* _What to do_: Filter the data for lines with the word "this", then copy every line so identified.

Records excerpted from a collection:
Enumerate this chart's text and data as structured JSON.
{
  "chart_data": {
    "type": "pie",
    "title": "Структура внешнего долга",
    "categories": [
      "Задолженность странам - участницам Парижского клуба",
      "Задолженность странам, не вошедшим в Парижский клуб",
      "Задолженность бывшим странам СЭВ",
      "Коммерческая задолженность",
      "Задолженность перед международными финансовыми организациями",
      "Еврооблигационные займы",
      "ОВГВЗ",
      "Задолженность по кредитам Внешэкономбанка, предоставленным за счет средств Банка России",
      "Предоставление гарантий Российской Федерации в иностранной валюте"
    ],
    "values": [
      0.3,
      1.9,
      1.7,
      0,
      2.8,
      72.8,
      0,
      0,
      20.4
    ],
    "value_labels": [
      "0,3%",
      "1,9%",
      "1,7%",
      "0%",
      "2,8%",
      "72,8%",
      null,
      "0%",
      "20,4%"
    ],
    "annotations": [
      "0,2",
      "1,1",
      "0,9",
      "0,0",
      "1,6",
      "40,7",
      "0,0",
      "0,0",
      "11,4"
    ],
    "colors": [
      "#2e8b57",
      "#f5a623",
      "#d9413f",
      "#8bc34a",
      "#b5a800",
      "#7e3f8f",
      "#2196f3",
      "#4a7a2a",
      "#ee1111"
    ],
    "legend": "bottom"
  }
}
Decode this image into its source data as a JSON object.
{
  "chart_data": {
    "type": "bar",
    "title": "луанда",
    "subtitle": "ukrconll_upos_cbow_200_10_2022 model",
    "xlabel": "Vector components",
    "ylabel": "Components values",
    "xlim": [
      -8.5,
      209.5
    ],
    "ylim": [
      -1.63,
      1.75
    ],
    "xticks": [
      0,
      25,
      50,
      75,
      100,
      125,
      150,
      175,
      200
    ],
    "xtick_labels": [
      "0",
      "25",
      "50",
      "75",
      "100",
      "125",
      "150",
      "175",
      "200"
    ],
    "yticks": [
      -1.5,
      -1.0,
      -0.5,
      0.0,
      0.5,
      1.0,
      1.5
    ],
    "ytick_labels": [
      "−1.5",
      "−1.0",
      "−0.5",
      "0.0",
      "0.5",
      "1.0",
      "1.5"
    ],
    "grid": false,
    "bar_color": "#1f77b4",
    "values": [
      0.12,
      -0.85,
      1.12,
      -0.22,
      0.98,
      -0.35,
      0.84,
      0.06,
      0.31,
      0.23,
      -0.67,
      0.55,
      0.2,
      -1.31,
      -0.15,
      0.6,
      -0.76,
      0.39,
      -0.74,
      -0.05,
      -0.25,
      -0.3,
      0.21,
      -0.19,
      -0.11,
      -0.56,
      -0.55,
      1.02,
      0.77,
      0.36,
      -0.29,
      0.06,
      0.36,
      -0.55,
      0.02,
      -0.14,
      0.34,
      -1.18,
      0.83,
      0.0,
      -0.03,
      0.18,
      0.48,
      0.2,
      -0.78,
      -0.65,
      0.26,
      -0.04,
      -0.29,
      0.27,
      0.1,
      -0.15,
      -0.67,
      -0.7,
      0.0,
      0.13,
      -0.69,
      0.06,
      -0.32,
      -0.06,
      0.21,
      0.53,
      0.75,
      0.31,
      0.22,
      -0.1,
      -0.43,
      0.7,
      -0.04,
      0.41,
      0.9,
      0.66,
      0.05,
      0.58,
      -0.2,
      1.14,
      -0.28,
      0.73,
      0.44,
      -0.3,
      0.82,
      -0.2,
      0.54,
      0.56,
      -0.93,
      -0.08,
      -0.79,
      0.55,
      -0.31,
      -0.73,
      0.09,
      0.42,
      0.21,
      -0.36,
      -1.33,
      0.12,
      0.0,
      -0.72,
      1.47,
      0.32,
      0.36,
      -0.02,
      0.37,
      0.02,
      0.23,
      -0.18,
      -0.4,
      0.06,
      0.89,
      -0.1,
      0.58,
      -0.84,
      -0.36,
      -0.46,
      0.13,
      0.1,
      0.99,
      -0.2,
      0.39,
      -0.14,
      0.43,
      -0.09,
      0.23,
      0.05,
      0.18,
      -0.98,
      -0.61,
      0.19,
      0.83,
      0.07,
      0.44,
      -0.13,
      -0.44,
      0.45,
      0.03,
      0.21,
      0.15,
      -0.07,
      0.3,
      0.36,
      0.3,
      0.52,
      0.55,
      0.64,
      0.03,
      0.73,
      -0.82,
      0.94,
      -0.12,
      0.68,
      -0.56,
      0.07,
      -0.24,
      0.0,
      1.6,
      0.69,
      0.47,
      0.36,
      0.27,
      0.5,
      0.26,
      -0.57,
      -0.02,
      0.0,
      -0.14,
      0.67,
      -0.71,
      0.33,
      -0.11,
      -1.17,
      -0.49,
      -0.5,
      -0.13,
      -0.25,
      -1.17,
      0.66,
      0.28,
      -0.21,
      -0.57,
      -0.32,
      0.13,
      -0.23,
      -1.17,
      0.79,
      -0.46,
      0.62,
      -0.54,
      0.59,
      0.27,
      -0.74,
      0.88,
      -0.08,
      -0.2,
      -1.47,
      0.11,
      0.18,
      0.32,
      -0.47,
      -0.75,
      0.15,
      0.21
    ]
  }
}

* _Exercise solution_:
Enumerate this chart's text and data as structured JSON.
Decode this image into its source data as a JSON object.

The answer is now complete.